Collect from the data below each line with "Flexible".
++++ Stored records
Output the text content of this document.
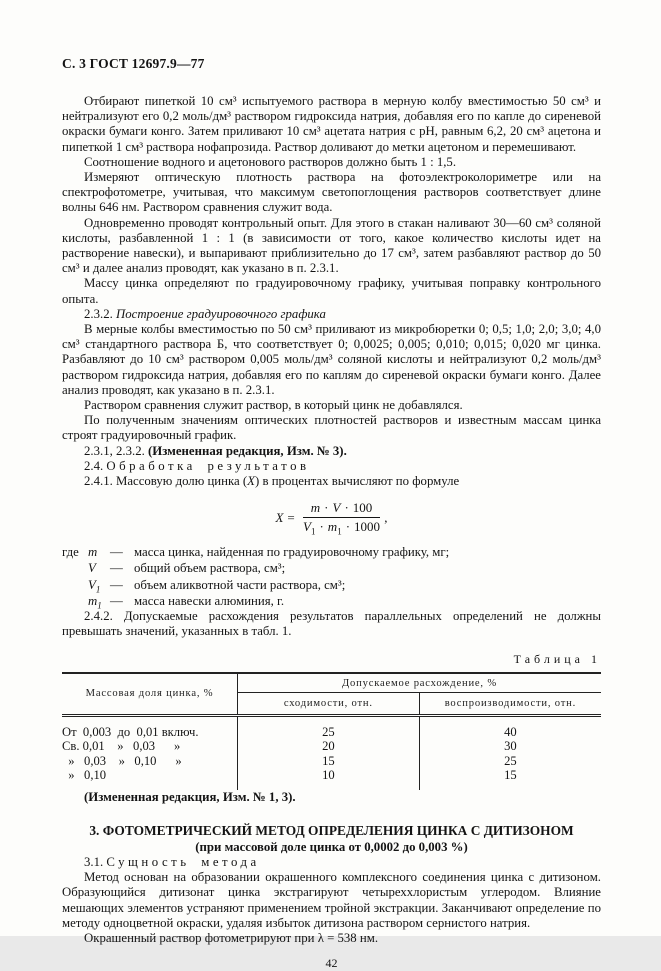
С. 3 ГОСТ 12697.9—77

Отбирают пипеткой 10 см³ испытуемого раствора в мерную колбу вместимостью 50 см³ и нейтрализуют его 0,2 моль/дм³ раствором гидроксида натрия, добавляя его по капле до сиреневой окраски бумаги конго. Затем приливают 10 см³ ацетата натрия с pH, равным 6,2, 20 см³ ацетона и пипеткой 1 см³ раствора нофапрозида. Раствор доливают до метки ацетоном и перемешивают.

Соотношение водного и ацетонового растворов должно быть 1 : 1,5.

Измеряют оптическую плотность раствора на фотоэлектроколориметре или на спектрофотометре, учитывая, что максимум светопоглощения растворов соответствует длине волны 646 нм. Раствором сравнения служит вода.

Одновременно проводят контрольный опыт. Для этого в стакан наливают 30—60 см³ соляной кислоты, разбавленной 1 : 1 (в зависимости от того, какое количество кислоты идет на растворение навески), и выпаривают приблизительно до 17 см³, затем разбавляют раствор до 50 см³ и далее анализ проводят, как указано в п. 2.3.1.

Массу цинка определяют по градуировочному графику, учитывая поправку контрольного опыта.

2.3.2. Построение градуировочного графика

В мерные колбы вместимостью по 50 см³ приливают из микробюретки 0; 0,5; 1,0; 2,0; 3,0; 4,0 см³ стандартного раствора Б, что соответствует 0; 0,0025; 0,005; 0,010; 0,015; 0,020 мг цинка. Разбавляют до 10 см³ раствором 0,005 моль/дм³ соляной кислоты и нейтрализуют 0,2 моль/дм³ раствором гидроксида натрия, добавляя его по каплям до сиреневой окраски бумаги конго. Далее анализ проводят, как указано в п. 2.3.1.

Раствором сравнения служит раствор, в который цинк не добавлялся.

По полученным значениям оптических плотностей растворов и известным массам цинка строят градуировочный график.

2.3.1, 2.3.2. (Измененная редакция, Изм. № 3).

2.4. Обработка результатов

2.4.1. Массовую долю цинка (X) в процентах вычисляют по формуле

$X = \frac{m \cdot V \cdot 100}{V_1 \cdot m_1 \cdot 1000}$ ,
где m — масса цинка, найденная по градуировочному графику, мг;
V	— общий объем раствора, см³;
$V_1$ — объем аликвотной части раствора, см³;
$m_1$ — масса навески алюминия, г.

2.4.2. Допускаемые расхождения результатов параллельных определений не должны превышать значений, указанных в табл. 1.

Таблица 1
Массовая доля цинка, %	Допускаемое расхождение, %	
	сходимости, отн.	воспроизводимости, отн.
От  0,003  до  0,01 включ.	25	40
Св. 0,01    »   0,03      »	20	30
»   0,03    »   0,10      »	15	25
»   0,10	10	15

(Измененная редакция, Изм. № 1, 3).

3. ФОТОМЕТРИЧЕСКИЙ МЕТОД ОПРЕДЕЛЕНИЯ ЦИНКА С ДИТИЗОНОМ

(при массовой доле цинка от 0,0002 до 0,003 %)

3.1. Сущность метода

Метод основан на образовании окрашенного комплексного соединения цинка с дитизоном. Образующийся дитизонат цинка экстрагируют четыреххлористым углеродом. Влияние мешающих элементов устраняют применением тройной экстракции. Заканчивают определение по методу одноцветной окраски, удаляя избыток дитизона раствором сернистого натрия.

Окрашенный раствор фотометрируют при λ = 538 нм.

42
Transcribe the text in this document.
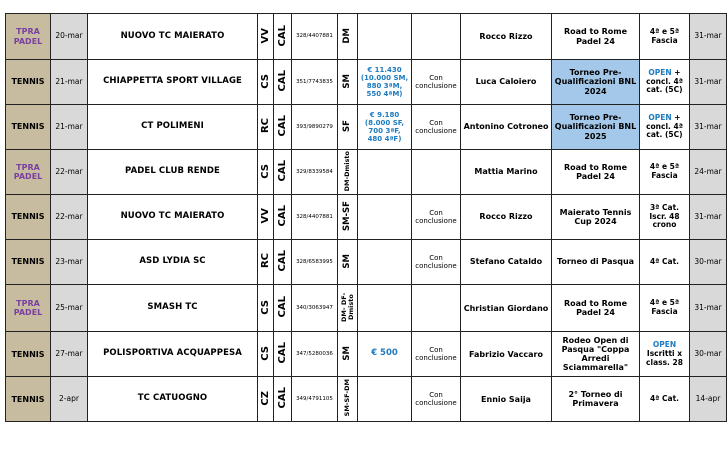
TPRA PADEL	20-mar	NUOVO TC MAIERATO	VV	CAL	328/4407881	DM			Rocco Rizzo	Road to Rome Padel 24	4ª e 5ª Fascia	31-mar
TENNIS	21-mar	CHIAPPETTA SPORT VILLAGE	CS	CAL	351/7743835	SM	€ 11.430 (10.000 SM, 880 3ªM, 550 4ªM)	Con conclusione	Luca Caloiero	Torneo Pre-Qualificazioni BNL 2024	OPEN + concl. 4ª cat. (5C)	31-mar
TENNIS	21-mar	CT POLIMENI	RC	CAL	393/9890279	SF	€ 9.180 (8.000 SF, 700 3ªF, 480 4ªF)	Con conclusione	Antonino Cotroneo	Torneo Pre-Qualificazioni BNL 2025	OPEN + concl. 4ª cat. (5C)	31-mar
TPRA PADEL	22-mar	PADEL CLUB RENDE	CS	CAL	329/8339584	DM-Dmisto			Mattia Marino	Road to Rome Padel 24	4ª e 5ª Fascia	24-mar
TENNIS	22-mar	NUOVO TC MAIERATO	VV	CAL	328/4407881	SM-SF		Con conclusione	Rocco Rizzo	Maierato Tennis Cup 2024	3ª Cat. Iscr. 48 crono	31-mar
TENNIS	23-mar	ASD LYDIA SC	RC	CAL	328/6583995	SM		Con conclusione	Stefano Cataldo	Torneo di Pasqua	4ª Cat.	30-mar
TPRA PADEL	25-mar	SMASH TC	CS	CAL	340/3063947	DM- DF- Dmisto			Christian Giordano	Road to Rome Padel 24	4ª e 5ª Fascia	31-mar
TENNIS	27-mar	POLISPORTIVA ACQUAPPESA	CS	CAL	347/5280036	SM	€ 500	Con conclusione	Fabrizio Vaccaro	Rodeo Open di Pasqua "Coppa Arredi Sciammarella"	OPEN Iscritti x class. 28	30-mar
TENNIS	2-apr	TC CATUOGNO	CZ	CAL	349/4791105	SM-SF-DM		Con conclusione	Ennio Saija	2° Torneo di Primavera	4ª Cat.	14-apr
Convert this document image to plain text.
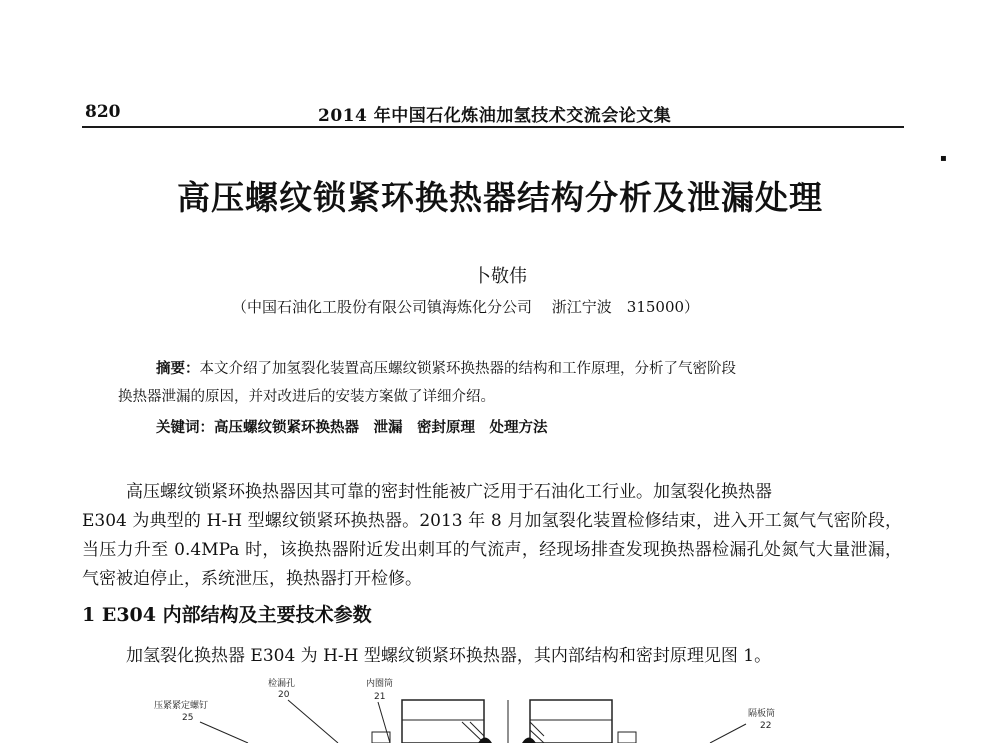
820	2014 年中国石化炼油加氢技术交流会论文集
▪
高压螺纹锁紧环换热器结构分析及泄漏处理
卜敬伟
（中国石油化工股份有限公司镇海炼化分公司　 浙江宁波　315000）
摘要：本文介绍了加氢裂化装置高压螺纹锁紧环换热器的结构和工作原理，分析了气密阶段
换热器泄漏的原因，并对改进后的安装方案做了详细介绍。
关键词：高压螺纹锁紧环换热器　泄漏　密封原理　处理方法
高压螺纹锁紧环换热器因其可靠的密封性能被广泛用于石油化工行业。加氢裂化换热器
E304 为典型的 H-H 型螺纹锁紧环换热器。2013 年 8 月加氢裂化装置检修结束，进入开工氮气气密阶段，当压力升至 0.4MPa 时，该换热器附近发出刺耳的气流声，经现场排查发现换热器检漏孔处氮气大量泄漏，气密被迫停止，系统泄压，换热器打开检修。
1 E304 内部结构及主要技术参数
加氢裂化换热器 E304 为 H-H 型螺纹锁紧环换热器，其内部结构和密封原理见图 1。
检漏孔
20
内圈筒
21
压紧紧定螺钉
25	隔板筒
22
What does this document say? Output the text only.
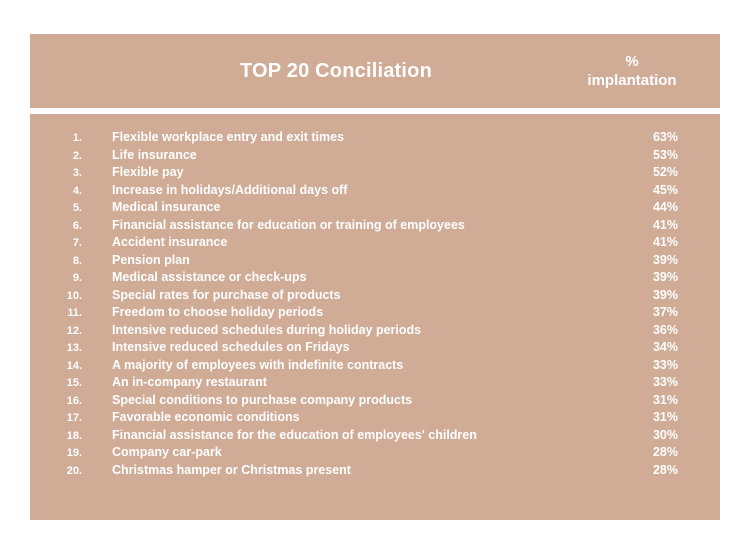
TOP 20 Conciliation	%
implantation
1.	Flexible workplace entry and exit times	63%
2.	Life insurance	53%
3.	Flexible pay	52%
4.	Increase in holidays/Additional days off	45%
5.	Medical insurance	44%
6.	Financial assistance for education or training of employees	41%
7.	Accident insurance	41%
8.	Pension plan	39%
9.	Medical assistance or check-ups	39%
10.	Special rates for purchase of products	39%
11.	Freedom to choose holiday periods	37%
12.	Intensive reduced schedules during holiday periods	36%
13.	Intensive reduced schedules on Fridays	34%
14.	A majority of employees with indefinite contracts	33%
15.	An in-company restaurant	33%
16.	Special conditions to purchase company products	31%
17.	Favorable economic conditions	31%
18.	Financial assistance for the education of employees' children	30%
19.	Company car-park	28%
20.	Christmas hamper or Christmas present	28%
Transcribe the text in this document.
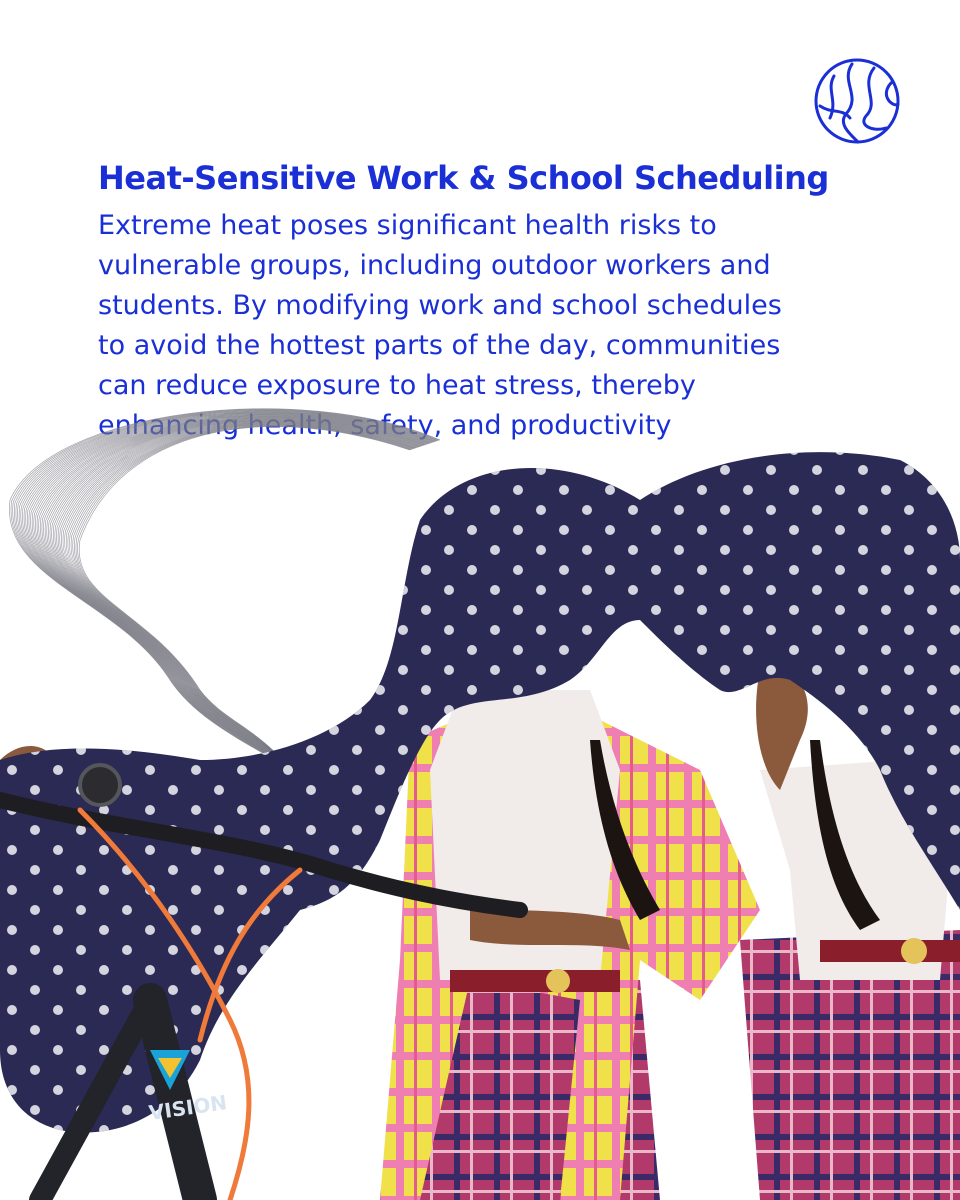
Heat-Sensitive Work & School Scheduling

Extreme heat poses significant health risks to
vulnerable groups, including outdoor workers and
students. By modifying work and school schedules
to avoid the hottest parts of the day, communities
can reduce exposure to heat stress, thereby
enhancing health, safety, and productivity

VISION
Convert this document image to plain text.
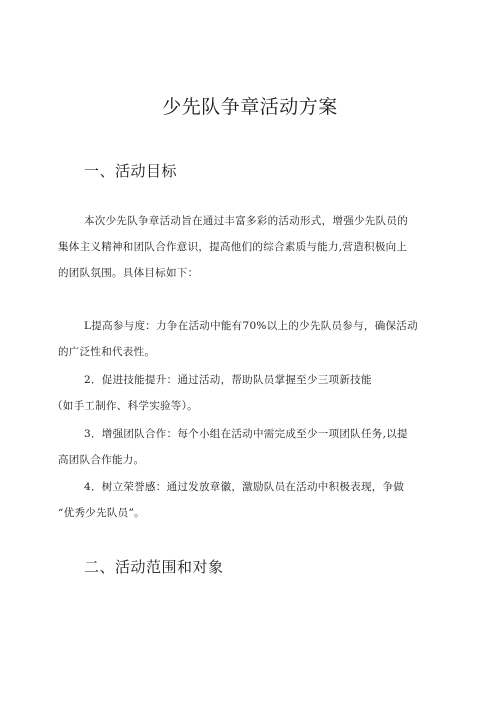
少先队争章活动方案
一、活动目标
本次少先队争章活动旨在通过丰富多彩的活动形式，增强少先队员的
集体主义精神和团队合作意识，提高他们的综合素质与能力,营造积极向上
的团队氛围。具体目标如下：
L提高参与度：力争在活动中能有70%以上的少先队员参与，确保活动
的广泛性和代表性。
2．促进技能提升：通过活动，帮助队员掌握至少三项新技能
（如手工制作、科学实验等）。
3．增强团队合作：每个小组在活动中需完成至少一项团队任务,以提
高团队合作能力。
4．树立荣誉感：通过发放章徽，激励队员在活动中积极表现，争做
“优秀少先队员”。
二、活动范围和对象
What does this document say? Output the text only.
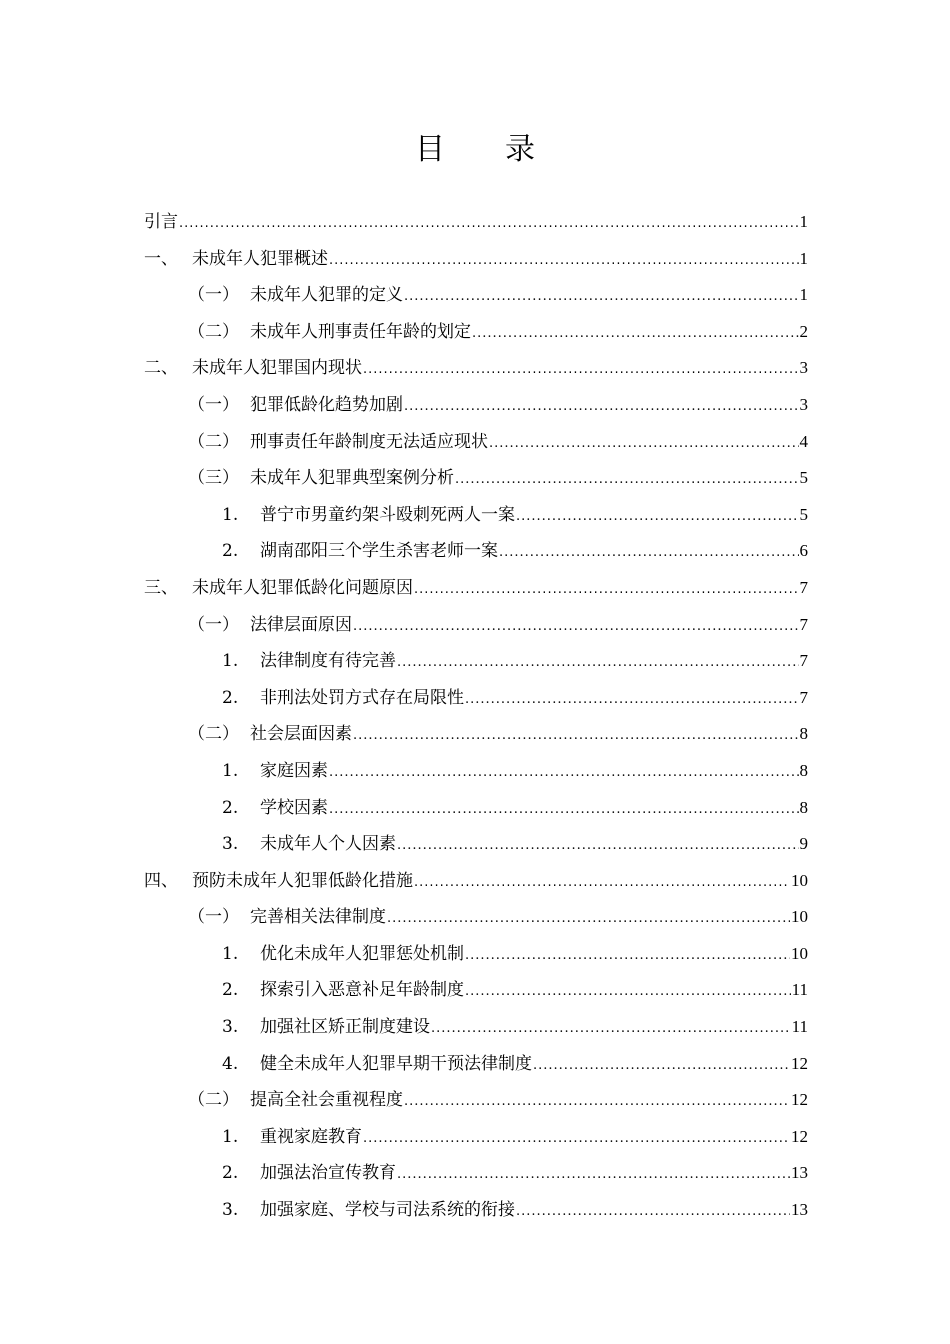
目　　录
引言 .....	1
一、 未成年人犯罪概述 .....	1
（一） 未成年人犯罪的定义 .....	1
（二） 未成年人刑事责任年龄的划定 .....	2
二、 未成年人犯罪国内现状 .....	3
（一） 犯罪低龄化趋势加剧 .....	3
（二） 刑事责任年龄制度无法适应现状 .....	4
（三） 未成年人犯罪典型案例分析 .....	5
1.	普宁市男童约架斗殴刺死两人一案 .....	5
2.	湖南邵阳三个学生杀害老师一案 .....	6
三、 未成年人犯罪低龄化问题原因 .....	7
（一） 法律层面原因 .....	7
1.	法律制度有待完善 .....	7
2.	非刑法处罚方式存在局限性 .....	7
（二） 社会层面因素 .....	8
1.	家庭因素 .....	8
2.	学校因素 .....	8
3.	未成年人个人因素 .....	9
四、 预防未成年人犯罪低龄化措施 .....	10
（一） 完善相关法律制度 .....	10
1.	优化未成年人犯罪惩处机制 .....	10
2.	探索引入恶意补足年龄制度 .....	11
3.	加强社区矫正制度建设 .....	11
4.	健全未成年人犯罪早期干预法律制度 .....	12
（二） 提高全社会重视程度 .....	12
1.	重视家庭教育 .....	12
2.	加强法治宣传教育 .....	13
3.	加强家庭、学校与司法系统的衔接 .....	13
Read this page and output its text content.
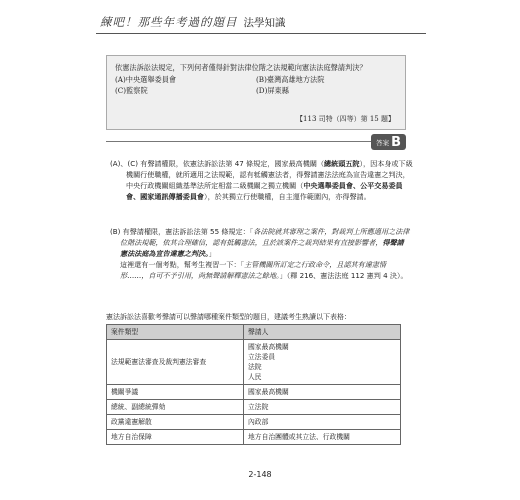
練吧！那些年考過的題目 法學知識

依憲法訴訟法規定，下列何者僅得針對法律位階之法規範向憲法法庭聲請判決？

(A)中央選舉委員會	(B)臺灣高雄地方法院
(C)監察院	(D)屏東縣
【113 司特（四等）第 15 題】
答案 B

(A)、(C) 有聲請權限，依憲法訴訟法第 47 條規定，國家最高機關（總統頭五院），因本身或下級機關行使職權，就所適用之法規範，認有牴觸憲法者，得聲請憲法法庭為宣告違憲之判決，中央行政機關組織基準法所定相當二級機關之獨立機關（中央選舉委員會、公平交易委員會、國家通訊傳播委員會），於其獨立行使職權，自主運作範圍內，亦得聲請。

(B) 有聲請權限，憲法訴訟法第 55 條規定：「各法院就其審理之案件，對裁判上所應適用之法律位階法規範，依其合理確信，認有抵觸憲法，且於該案件之裁判結果有直接影響者，得聲請憲法法庭為宣告違憲之判決。」
這裡還有一個考點，幫考生複習一下：「主管機關所訂定之行政命令，且認其有違憲情形……，自可不予引用，尚無聲請解釋憲法之餘地。」（釋 216、憲法法庭 112 憲判 4 決）。

憲法訴訟法喜歡考聲請可以聲請哪種案件類型的題目，建議考生熟讀以下表格：

案件類型	聲請人
法規範憲法審查及裁判憲法審查	國家最高機關
立法委員
法院
人民

機關爭議	國家最高機關

總統、副總統彈劾	立法院

政黨違憲解散	內政部

地方自治保障	地方自治團體或其立法、行政機關
2-148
++++++++
Final result:
1.	Flexible workplace entry and exit times	63%
3.	Flexible pay	52%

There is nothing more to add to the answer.